═════ Brano da esaminare

Tre grandangoli di terze parti per astrofotografia con Mirrorless APSC (2019)

La Via Lattea sta arrivando: ecco tre obiettivi per mirrorless APSC accessibili e di buona qualità per fotografarla.

La stagione della Via Lattea si sta avvicinando: nelle prossime settimane il braccio della nostra spirale anticiperà sempre più l'alba, diventando fotografabile già a partire dalla luna nuova di Aprile, nella seconda metà della notte. Ospite d'eccezione quest'anno sarà Giove che si troverà a transitare nel corso dei mesi estivi nei pressi delle zone nebulari, senza di certo passare inosservato. Decine di fotografi si troveranno a girovagare nelle notti primaverili, ancora tutt'altro che tiepide, con il proposito di catturare fotoni che in centinaia di anni hanno attraversato lo spazio per finire sui nostri social preferiti. L'astrofotografia, o meglio quella piccola parte di essa che attiene alla fotografia paesaggistica notturna, è uno di quei pochi generi fotografici in cui l'attrezzatura utilizzata, in particolare l'obiettivo scelto, rappresenta un punto cruciale per la riuscita delle immagini. Se poi utilizziamo un corpo macchina APSC cresce ulteriormente in noi l'esigenza di ricercare un'ottica molto aperta che permetta al sensore di essere esposto ad una maggior quantità di luce. Ecco una piccola carrellata di soluzioni offerte da produttori di terze parti per i possessori di mirrorless APSC Sony, Fujifilm, Canon M e Micro 4/3.

══════════
═════ Dati forniti

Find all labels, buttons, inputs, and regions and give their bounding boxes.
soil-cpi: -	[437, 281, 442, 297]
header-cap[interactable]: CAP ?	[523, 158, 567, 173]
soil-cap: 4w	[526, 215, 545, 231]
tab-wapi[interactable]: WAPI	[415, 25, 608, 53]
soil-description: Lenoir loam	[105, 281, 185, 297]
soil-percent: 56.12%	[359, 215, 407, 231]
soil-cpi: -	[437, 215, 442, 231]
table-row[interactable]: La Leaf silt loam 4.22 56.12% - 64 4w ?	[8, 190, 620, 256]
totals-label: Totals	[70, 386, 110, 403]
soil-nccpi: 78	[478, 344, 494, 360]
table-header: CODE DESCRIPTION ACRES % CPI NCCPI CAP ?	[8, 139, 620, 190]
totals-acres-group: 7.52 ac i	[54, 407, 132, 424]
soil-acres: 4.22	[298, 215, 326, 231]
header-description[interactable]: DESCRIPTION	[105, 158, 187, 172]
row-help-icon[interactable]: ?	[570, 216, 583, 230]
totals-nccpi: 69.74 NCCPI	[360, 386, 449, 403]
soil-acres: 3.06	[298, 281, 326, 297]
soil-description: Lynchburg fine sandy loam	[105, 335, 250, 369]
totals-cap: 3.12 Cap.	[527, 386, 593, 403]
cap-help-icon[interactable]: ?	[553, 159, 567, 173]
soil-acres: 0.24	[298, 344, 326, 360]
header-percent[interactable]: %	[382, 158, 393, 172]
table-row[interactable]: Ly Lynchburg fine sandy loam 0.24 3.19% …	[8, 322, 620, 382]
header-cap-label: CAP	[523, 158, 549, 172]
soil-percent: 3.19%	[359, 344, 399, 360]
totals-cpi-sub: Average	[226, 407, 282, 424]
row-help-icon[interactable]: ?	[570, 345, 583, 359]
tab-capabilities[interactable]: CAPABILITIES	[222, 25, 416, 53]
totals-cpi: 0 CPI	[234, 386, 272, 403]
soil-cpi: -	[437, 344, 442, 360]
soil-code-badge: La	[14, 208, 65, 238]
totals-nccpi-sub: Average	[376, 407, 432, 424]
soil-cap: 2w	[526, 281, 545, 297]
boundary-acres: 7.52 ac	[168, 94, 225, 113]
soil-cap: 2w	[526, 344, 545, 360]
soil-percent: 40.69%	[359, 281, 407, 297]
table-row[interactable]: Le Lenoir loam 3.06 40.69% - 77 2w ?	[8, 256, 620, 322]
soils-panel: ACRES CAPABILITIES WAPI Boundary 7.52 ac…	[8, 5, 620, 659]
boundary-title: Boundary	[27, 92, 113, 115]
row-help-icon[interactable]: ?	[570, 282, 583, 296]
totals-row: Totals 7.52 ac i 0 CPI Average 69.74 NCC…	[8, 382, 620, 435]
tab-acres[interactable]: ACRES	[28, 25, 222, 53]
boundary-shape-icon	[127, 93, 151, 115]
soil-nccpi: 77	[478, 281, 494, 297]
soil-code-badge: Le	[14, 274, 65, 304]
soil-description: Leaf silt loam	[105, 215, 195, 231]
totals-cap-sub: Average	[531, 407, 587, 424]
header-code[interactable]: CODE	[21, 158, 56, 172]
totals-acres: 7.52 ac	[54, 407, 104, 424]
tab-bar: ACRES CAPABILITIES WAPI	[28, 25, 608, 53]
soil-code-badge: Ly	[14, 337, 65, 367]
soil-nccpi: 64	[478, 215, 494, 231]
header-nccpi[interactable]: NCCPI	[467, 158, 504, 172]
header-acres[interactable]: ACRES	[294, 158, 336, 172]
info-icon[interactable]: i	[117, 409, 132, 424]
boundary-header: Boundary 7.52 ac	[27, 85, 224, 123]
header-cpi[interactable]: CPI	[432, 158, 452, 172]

══════════

▶ _Consegna_
Nel brano sugli obiettivi per astrofotografia, quale pianeta transiterà nei mesi estivi nei pressi delle zone nebulari?

▶ _Soluzione_
Giove.